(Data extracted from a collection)
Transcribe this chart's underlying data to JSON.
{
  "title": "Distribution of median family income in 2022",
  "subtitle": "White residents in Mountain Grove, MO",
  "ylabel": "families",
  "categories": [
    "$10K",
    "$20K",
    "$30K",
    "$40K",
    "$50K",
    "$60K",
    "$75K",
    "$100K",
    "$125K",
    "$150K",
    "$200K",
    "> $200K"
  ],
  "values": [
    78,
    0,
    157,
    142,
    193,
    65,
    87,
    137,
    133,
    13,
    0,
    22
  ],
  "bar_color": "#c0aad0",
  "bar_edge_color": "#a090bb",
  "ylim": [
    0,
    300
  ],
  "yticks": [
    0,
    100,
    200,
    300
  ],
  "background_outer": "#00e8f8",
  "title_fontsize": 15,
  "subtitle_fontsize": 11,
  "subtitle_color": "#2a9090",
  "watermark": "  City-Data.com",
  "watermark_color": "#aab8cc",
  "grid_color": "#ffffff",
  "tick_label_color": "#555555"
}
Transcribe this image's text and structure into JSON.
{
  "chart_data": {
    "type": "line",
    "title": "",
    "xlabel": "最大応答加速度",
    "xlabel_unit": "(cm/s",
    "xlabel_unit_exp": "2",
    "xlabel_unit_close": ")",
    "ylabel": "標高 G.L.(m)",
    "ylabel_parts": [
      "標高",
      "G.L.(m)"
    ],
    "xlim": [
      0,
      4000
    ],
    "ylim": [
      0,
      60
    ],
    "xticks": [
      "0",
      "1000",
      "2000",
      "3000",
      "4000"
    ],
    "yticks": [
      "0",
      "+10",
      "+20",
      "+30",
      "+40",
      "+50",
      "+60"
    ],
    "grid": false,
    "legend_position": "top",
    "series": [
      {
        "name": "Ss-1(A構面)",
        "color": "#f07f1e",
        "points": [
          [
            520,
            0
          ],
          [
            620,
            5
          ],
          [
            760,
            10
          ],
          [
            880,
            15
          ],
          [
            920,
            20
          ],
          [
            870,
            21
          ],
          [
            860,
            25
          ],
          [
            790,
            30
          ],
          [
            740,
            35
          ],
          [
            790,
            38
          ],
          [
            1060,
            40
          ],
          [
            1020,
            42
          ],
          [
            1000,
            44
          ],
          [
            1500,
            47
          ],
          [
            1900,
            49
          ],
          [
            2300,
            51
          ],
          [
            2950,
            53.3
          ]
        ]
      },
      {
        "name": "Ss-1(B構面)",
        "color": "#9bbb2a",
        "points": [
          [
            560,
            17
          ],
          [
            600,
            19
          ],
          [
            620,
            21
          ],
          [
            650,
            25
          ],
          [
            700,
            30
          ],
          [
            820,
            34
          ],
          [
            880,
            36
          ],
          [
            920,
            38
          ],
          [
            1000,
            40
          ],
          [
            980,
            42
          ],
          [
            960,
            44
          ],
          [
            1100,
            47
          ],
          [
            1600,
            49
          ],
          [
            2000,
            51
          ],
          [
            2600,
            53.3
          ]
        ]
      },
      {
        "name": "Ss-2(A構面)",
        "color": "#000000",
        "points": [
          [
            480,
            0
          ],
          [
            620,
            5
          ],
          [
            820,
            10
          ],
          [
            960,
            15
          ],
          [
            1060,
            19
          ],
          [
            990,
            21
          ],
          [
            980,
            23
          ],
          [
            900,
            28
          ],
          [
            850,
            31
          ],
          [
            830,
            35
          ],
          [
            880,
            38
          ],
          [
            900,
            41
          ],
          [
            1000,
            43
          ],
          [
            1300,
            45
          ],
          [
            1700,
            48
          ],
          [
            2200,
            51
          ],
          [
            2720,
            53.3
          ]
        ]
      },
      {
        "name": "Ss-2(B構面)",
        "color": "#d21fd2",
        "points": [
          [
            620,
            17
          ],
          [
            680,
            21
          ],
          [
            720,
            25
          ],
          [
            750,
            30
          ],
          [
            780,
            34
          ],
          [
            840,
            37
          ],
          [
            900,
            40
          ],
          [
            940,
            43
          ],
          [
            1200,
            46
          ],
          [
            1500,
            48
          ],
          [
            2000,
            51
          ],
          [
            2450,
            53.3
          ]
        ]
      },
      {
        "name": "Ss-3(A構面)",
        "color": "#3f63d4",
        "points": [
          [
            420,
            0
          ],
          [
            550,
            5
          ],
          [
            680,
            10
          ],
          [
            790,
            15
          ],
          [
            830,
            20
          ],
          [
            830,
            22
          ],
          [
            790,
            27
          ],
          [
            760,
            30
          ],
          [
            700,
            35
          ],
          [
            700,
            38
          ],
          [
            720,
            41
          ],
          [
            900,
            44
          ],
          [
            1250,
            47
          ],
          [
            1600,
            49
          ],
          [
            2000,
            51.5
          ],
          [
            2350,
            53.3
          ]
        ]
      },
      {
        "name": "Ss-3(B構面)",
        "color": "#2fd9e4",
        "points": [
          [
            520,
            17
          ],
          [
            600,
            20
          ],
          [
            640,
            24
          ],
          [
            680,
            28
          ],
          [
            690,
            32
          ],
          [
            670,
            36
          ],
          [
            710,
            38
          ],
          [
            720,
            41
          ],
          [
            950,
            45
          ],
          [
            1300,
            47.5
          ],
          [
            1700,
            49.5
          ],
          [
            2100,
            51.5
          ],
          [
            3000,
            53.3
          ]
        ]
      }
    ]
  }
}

* **Instructions for the task**: Above are some records; repeat all of them exactly.

* **Written answer**:
Transcribe this chart's underlying data to JSON.
{
  "title": "Distribution of median family income in 2022",
  "subtitle": "White residents in Mountain Grove, MO",
  "ylabel": "families",
  "categories": [
    "$10K",
    "$20K",
    "$30K",
    "$40K",
    "$50K",
    "$60K",
    "$75K",
    "$100K",
    "$125K",
    "$150K",
    "$200K",
    "> $200K"
  ],
  "values": [
    78,
    0,
    157,
    142,
    193,
    65,
    87,
    137,
    133,
    13,
    0,
    22
  ],
  "bar_color": "#c0aad0",
  "bar_edge_color": "#a090bb",
  "ylim": [
    0,
    300
  ],
  "yticks": [
    0,
    100,
    200,
    300
  ],
  "background_outer": "#00e8f8",
  "title_fontsize": 15,
  "subtitle_fontsize": 11,
  "subtitle_color": "#2a9090",
  "watermark": "  City-Data.com",
  "watermark_color": "#aab8cc",
  "grid_color": "#ffffff",
  "tick_label_color": "#555555"
}
Transcribe this image's text and structure into JSON.
{
  "chart_data": {
    "type": "line",
    "title": "",
    "xlabel": "最大応答加速度",
    "xlabel_unit": "(cm/s",
    "xlabel_unit_exp": "2",
    "xlabel_unit_close": ")",
    "ylabel": "標高 G.L.(m)",
    "ylabel_parts": [
      "標高",
      "G.L.(m)"
    ],
    "xlim": [
      0,
      4000
    ],
    "ylim": [
      0,
      60
    ],
    "xticks": [
      "0",
      "1000",
      "2000",
      "3000",
      "4000"
    ],
    "yticks": [
      "0",
      "+10",
      "+20",
      "+30",
      "+40",
      "+50",
      "+60"
    ],
    "grid": false,
    "legend_position": "top",
    "series": [
      {
        "name": "Ss-1(A構面)",
        "color": "#f07f1e",
        "points": [
          [
            520,
            0
          ],
          [
            620,
            5
          ],
          [
            760,
            10
          ],
          [
            880,
            15
          ],
          [
            920,
            20
          ],
          [
            870,
            21
          ],
          [
            860,
            25
          ],
          [
            790,
            30
          ],
          [
            740,
            35
          ],
          [
            790,
            38
          ],
          [
            1060,
            40
          ],
          [
            1020,
            42
          ],
          [
            1000,
            44
          ],
          [
            1500,
            47
          ],
          [
            1900,
            49
          ],
          [
            2300,
            51
          ],
          [
            2950,
            53.3
          ]
        ]
      },
      {
        "name": "Ss-1(B構面)",
        "color": "#9bbb2a",
        "points": [
          [
            560,
            17
          ],
          [
            600,
            19
          ],
          [
            620,
            21
          ],
          [
            650,
            25
          ],
          [
            700,
            30
          ],
          [
            820,
            34
          ],
          [
            880,
            36
          ],
          [
            920,
            38
          ],
          [
            1000,
            40
          ],
          [
            980,
            42
          ],
          [
            960,
            44
          ],
          [
            1100,
            47
          ],
          [
            1600,
            49
          ],
          [
            2000,
            51
          ],
          [
            2600,
            53.3
          ]
        ]
      },
      {
        "name": "Ss-2(A構面)",
        "color": "#000000",
        "points": [
          [
            480,
            0
          ],
          [
            620,
            5
          ],
          [
            820,
            10
          ],
          [
            960,
            15
          ],
          [
            1060,
            19
          ],
          [
            990,
            21
          ],
          [
            980,
            23
          ],
          [
            900,
            28
          ],
          [
            850,
            31
          ],
          [
            830,
            35
          ],
          [
            880,
            38
          ],
          [
            900,
            41
          ],
          [
            1000,
            43
          ],
          [
            1300,
            45
          ],
          [
            1700,
            48
          ],
          [
            2200,
            51
          ],
          [
            2720,
            53.3
          ]
        ]
      },
      {
        "name": "Ss-2(B構面)",
        "color": "#d21fd2",
        "points": [
          [
            620,
            17
          ],
          [
            680,
            21
          ],
          [
            720,
            25
          ],
          [
            750,
            30
          ],
          [
            780,
            34
          ],
          [
            840,
            37
          ],
          [
            900,
            40
          ],
          [
            940,
            43
          ],
          [
            1200,
            46
          ],
          [
            1500,
            48
          ],
          [
            2000,
            51
          ],
          [
            2450,
            53.3
          ]
        ]
      },
      {
        "name": "Ss-3(A構面)",
        "color": "#3f63d4",
        "points": [
          [
            420,
            0
          ],
          [
            550,
            5
          ],
          [
            680,
            10
          ],
          [
            790,
            15
          ],
          [
            830,
            20
          ],
          [
            830,
            22
          ],
          [
            790,
            27
          ],
          [
            760,
            30
          ],
          [
            700,
            35
          ],
          [
            700,
            38
          ],
          [
            720,
            41
          ],
          [
            900,
            44
          ],
          [
            1250,
            47
          ],
          [
            1600,
            49
          ],
          [
            2000,
            51.5
          ],
          [
            2350,
            53.3
          ]
        ]
      },
      {
        "name": "Ss-3(B構面)",
        "color": "#2fd9e4",
        "points": [
          [
            520,
            17
          ],
          [
            600,
            20
          ],
          [
            640,
            24
          ],
          [
            680,
            28
          ],
          [
            690,
            32
          ],
          [
            670,
            36
          ],
          [
            710,
            38
          ],
          [
            720,
            41
          ],
          [
            950,
            45
          ],
          [
            1300,
            47.5
          ],
          [
            1700,
            49.5
          ],
          [
            2100,
            51.5
          ],
          [
            3000,
            53.3
          ]
        ]
      }
    ]
  }
}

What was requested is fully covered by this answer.